Copy every line of the material below word for word.
[START OF MATERIAL SHOWN]
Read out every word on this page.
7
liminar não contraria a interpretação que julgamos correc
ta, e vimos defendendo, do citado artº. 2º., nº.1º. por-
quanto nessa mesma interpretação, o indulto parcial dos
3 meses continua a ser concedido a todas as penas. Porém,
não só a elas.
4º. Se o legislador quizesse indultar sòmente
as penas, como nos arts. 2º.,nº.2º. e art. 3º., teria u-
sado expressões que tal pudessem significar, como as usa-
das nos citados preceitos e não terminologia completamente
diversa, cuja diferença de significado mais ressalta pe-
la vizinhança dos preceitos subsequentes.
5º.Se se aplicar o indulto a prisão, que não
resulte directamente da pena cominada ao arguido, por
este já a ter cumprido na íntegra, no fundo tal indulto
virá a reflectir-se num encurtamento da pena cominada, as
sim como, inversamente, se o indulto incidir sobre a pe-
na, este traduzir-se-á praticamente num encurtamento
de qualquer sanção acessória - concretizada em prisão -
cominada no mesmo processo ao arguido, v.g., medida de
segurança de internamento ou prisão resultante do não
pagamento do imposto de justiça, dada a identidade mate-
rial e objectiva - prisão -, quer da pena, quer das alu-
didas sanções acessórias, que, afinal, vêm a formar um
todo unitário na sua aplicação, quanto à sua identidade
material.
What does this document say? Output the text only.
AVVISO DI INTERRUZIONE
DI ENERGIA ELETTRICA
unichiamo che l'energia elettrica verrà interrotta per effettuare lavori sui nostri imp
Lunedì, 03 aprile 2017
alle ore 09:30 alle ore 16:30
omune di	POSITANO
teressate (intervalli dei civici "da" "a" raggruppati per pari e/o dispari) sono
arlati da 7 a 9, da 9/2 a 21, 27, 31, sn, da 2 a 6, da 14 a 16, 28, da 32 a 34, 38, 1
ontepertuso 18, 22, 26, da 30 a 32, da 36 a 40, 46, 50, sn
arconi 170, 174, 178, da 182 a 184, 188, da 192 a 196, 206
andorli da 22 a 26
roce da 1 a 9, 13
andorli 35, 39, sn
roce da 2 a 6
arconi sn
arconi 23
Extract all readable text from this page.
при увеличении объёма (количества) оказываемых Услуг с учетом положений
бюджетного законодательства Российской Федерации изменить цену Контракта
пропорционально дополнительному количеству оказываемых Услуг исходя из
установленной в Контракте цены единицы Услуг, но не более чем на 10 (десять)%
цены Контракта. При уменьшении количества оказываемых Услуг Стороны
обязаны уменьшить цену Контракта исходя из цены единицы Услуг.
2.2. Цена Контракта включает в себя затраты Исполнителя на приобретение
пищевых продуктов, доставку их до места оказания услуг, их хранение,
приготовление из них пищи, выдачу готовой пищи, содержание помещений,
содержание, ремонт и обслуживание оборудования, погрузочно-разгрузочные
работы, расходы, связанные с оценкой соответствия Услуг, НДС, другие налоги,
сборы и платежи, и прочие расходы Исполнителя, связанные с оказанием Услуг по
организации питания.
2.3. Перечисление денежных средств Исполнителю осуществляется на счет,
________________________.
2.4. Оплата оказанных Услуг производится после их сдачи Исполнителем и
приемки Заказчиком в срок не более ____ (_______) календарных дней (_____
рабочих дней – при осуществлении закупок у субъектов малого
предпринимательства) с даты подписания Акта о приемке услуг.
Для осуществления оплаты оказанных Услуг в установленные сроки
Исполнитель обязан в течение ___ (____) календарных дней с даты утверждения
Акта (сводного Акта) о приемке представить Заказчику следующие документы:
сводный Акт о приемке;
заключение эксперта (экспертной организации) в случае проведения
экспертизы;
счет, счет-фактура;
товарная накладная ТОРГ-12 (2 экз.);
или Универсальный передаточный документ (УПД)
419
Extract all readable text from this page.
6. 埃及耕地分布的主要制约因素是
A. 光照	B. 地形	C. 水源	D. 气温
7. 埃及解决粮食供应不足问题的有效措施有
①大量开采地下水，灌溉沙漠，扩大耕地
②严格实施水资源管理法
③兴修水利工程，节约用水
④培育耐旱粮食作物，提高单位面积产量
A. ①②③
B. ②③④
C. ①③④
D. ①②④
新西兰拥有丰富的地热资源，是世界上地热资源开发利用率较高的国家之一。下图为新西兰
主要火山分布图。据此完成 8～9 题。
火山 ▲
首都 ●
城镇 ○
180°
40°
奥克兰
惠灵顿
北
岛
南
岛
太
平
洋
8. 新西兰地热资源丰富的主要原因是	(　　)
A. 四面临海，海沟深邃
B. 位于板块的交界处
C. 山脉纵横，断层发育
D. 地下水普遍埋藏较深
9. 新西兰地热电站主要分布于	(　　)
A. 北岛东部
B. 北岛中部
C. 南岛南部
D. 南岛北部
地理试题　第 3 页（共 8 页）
[END OF MATERIAL SHOWN]
§ **SOLUTION TO THIS PROBLEM**:
Read out every word on this page.
7
liminar não contraria a interpretação que julgamos correc
ta, e vimos defendendo, do citado artº. 2º., nº.1º. por-
quanto nessa mesma interpretação, o indulto parcial dos
3 meses continua a ser concedido a todas as penas. Porém,
não só a elas.
4º. Se o legislador quizesse indultar sòmente
as penas, como nos arts. 2º.,nº.2º. e art. 3º., teria u-
sado expressões que tal pudessem significar, como as usa-
das nos citados preceitos e não terminologia completamente
diversa, cuja diferença de significado mais ressalta pe-
la vizinhança dos preceitos subsequentes.
5º.Se se aplicar o indulto a prisão, que não
resulte directamente da pena cominada ao arguido, por
este já a ter cumprido na íntegra, no fundo tal indulto
virá a reflectir-se num encurtamento da pena cominada, as
sim como, inversamente, se o indulto incidir sobre a pe-
na, este traduzir-se-á praticamente num encurtamento
de qualquer sanção acessória - concretizada em prisão -
cominada no mesmo processo ao arguido, v.g., medida de
segurança de internamento ou prisão resultante do não
pagamento do imposto de justiça, dada a identidade mate-
rial e objectiva - prisão -, quer da pena, quer das alu-
didas sanções acessórias, que, afinal, vêm a formar um
todo unitário na sua aplicação, quanto à sua identidade
material.
What does this document say? Output the text only.
AVVISO DI INTERRUZIONE
DI ENERGIA ELETTRICA
unichiamo che l'energia elettrica verrà interrotta per effettuare lavori sui nostri imp
Lunedì, 03 aprile 2017
alle ore 09:30 alle ore 16:30
omune di	POSITANO
teressate (intervalli dei civici "da" "a" raggruppati per pari e/o dispari) sono
arlati da 7 a 9, da 9/2 a 21, 27, 31, sn, da 2 a 6, da 14 a 16, 28, da 32 a 34, 38, 1
ontepertuso 18, 22, 26, da 30 a 32, da 36 a 40, 46, 50, sn
arconi 170, 174, 178, da 182 a 184, 188, da 192 a 196, 206
andorli da 22 a 26
roce da 1 a 9, 13
andorli 35, 39, sn
roce da 2 a 6
arconi sn
arconi 23
Extract all readable text from this page.
при увеличении объёма (количества) оказываемых Услуг с учетом положений
бюджетного законодательства Российской Федерации изменить цену Контракта
пропорционально дополнительному количеству оказываемых Услуг исходя из
установленной в Контракте цены единицы Услуг, но не более чем на 10 (десять)%
цены Контракта. При уменьшении количества оказываемых Услуг Стороны
обязаны уменьшить цену Контракта исходя из цены единицы Услуг.
2.2. Цена Контракта включает в себя затраты Исполнителя на приобретение
пищевых продуктов, доставку их до места оказания услуг, их хранение,
приготовление из них пищи, выдачу готовой пищи, содержание помещений,
содержание, ремонт и обслуживание оборудования, погрузочно-разгрузочные
работы, расходы, связанные с оценкой соответствия Услуг, НДС, другие налоги,
сборы и платежи, и прочие расходы Исполнителя, связанные с оказанием Услуг по
организации питания.
2.3. Перечисление денежных средств Исполнителю осуществляется на счет,
________________________.
2.4. Оплата оказанных Услуг производится после их сдачи Исполнителем и
приемки Заказчиком в срок не более ____ (_______) календарных дней (_____
рабочих дней – при осуществлении закупок у субъектов малого
предпринимательства) с даты подписания Акта о приемке услуг.
Для осуществления оплаты оказанных Услуг в установленные сроки
Исполнитель обязан в течение ___ (____) календарных дней с даты утверждения
Акта (сводного Акта) о приемке представить Заказчику следующие документы:
сводный Акт о приемке;
заключение эксперта (экспертной организации) в случае проведения
экспертизы;
счет, счет-фактура;
товарная накладная ТОРГ-12 (2 экз.);
или Универсальный передаточный документ (УПД)
419
Extract all readable text from this page.
6. 埃及耕地分布的主要制约因素是
A. 光照	B. 地形	C. 水源	D. 气温
7. 埃及解决粮食供应不足问题的有效措施有
①大量开采地下水，灌溉沙漠，扩大耕地
②严格实施水资源管理法
③兴修水利工程，节约用水
④培育耐旱粮食作物，提高单位面积产量
A. ①②③
B. ②③④
C. ①③④
D. ①②④
新西兰拥有丰富的地热资源，是世界上地热资源开发利用率较高的国家之一。下图为新西兰
主要火山分布图。据此完成 8～9 题。
火山 ▲
首都 ●
城镇 ○
180°
40°
奥克兰
惠灵顿
北
岛
南
岛
太
平
洋
8. 新西兰地热资源丰富的主要原因是	(　　)
A. 四面临海，海沟深邃
B. 位于板块的交界处
C. 山脉纵横，断层发育
D. 地下水普遍埋藏较深
9. 新西兰地热电站主要分布于	(　　)
A. 北岛东部
B. 北岛中部
C. 南岛南部
D. 南岛北部
地理试题　第 3 页（共 8 页）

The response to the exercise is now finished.